- _Exercise_:
Without the pictures, return each record as it appears.

- _Stored data_:
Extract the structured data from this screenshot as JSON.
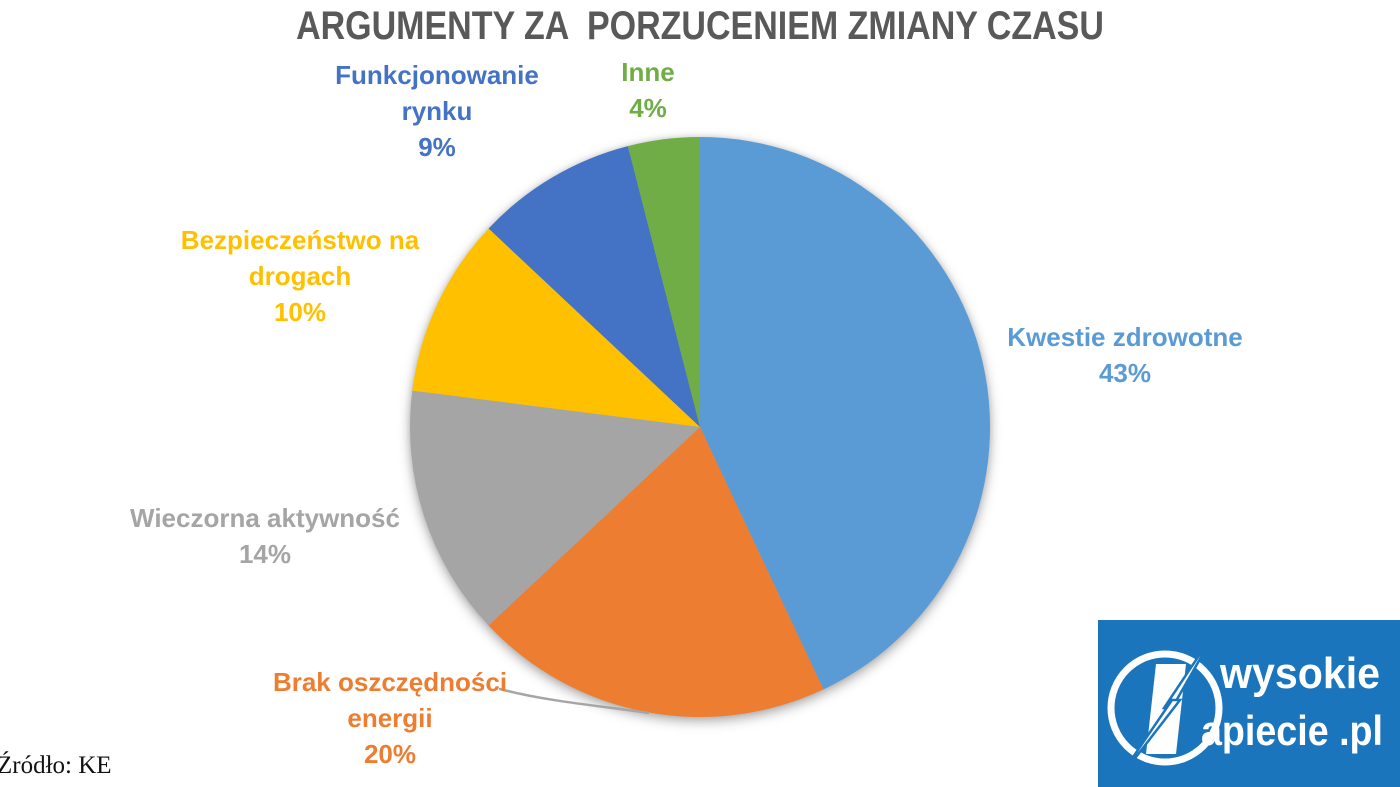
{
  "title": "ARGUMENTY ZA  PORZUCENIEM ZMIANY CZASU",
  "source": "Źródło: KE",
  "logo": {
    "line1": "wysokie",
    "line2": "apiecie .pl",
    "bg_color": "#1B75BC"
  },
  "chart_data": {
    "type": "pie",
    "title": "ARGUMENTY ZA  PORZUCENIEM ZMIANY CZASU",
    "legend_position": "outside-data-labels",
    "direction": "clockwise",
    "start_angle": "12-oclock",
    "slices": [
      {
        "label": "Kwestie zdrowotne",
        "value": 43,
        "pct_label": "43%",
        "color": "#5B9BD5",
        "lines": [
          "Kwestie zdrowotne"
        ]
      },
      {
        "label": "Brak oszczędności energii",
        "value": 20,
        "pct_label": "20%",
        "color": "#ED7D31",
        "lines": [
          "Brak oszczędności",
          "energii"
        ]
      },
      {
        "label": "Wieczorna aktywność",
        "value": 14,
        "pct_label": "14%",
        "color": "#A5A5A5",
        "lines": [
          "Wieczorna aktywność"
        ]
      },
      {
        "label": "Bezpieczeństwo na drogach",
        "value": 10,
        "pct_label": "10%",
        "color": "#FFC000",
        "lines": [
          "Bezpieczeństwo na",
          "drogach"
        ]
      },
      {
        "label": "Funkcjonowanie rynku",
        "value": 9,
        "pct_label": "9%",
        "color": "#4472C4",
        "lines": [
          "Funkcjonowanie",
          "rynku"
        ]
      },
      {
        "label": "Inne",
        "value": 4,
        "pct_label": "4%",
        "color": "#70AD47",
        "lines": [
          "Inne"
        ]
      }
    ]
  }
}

- _Solution for this problem_:
Extract the structured data from this screenshot as JSON.
{
  "title": "ARGUMENTY ZA  PORZUCENIEM ZMIANY CZASU",
  "source": "Źródło: KE",
  "logo": {
    "line1": "wysokie",
    "line2": "apiecie .pl",
    "bg_color": "#1B75BC"
  },
  "chart_data": {
    "type": "pie",
    "title": "ARGUMENTY ZA  PORZUCENIEM ZMIANY CZASU",
    "legend_position": "outside-data-labels",
    "direction": "clockwise",
    "start_angle": "12-oclock",
    "slices": [
      {
        "label": "Kwestie zdrowotne",
        "value": 43,
        "pct_label": "43%",
        "color": "#5B9BD5",
        "lines": [
          "Kwestie zdrowotne"
        ]
      },
      {
        "label": "Brak oszczędności energii",
        "value": 20,
        "pct_label": "20%",
        "color": "#ED7D31",
        "lines": [
          "Brak oszczędności",
          "energii"
        ]
      },
      {
        "label": "Wieczorna aktywność",
        "value": 14,
        "pct_label": "14%",
        "color": "#A5A5A5",
        "lines": [
          "Wieczorna aktywność"
        ]
      },
      {
        "label": "Bezpieczeństwo na drogach",
        "value": 10,
        "pct_label": "10%",
        "color": "#FFC000",
        "lines": [
          "Bezpieczeństwo na",
          "drogach"
        ]
      },
      {
        "label": "Funkcjonowanie rynku",
        "value": 9,
        "pct_label": "9%",
        "color": "#4472C4",
        "lines": [
          "Funkcjonowanie",
          "rynku"
        ]
      },
      {
        "label": "Inne",
        "value": 4,
        "pct_label": "4%",
        "color": "#70AD47",
        "lines": [
          "Inne"
        ]
      }
    ]
  }
}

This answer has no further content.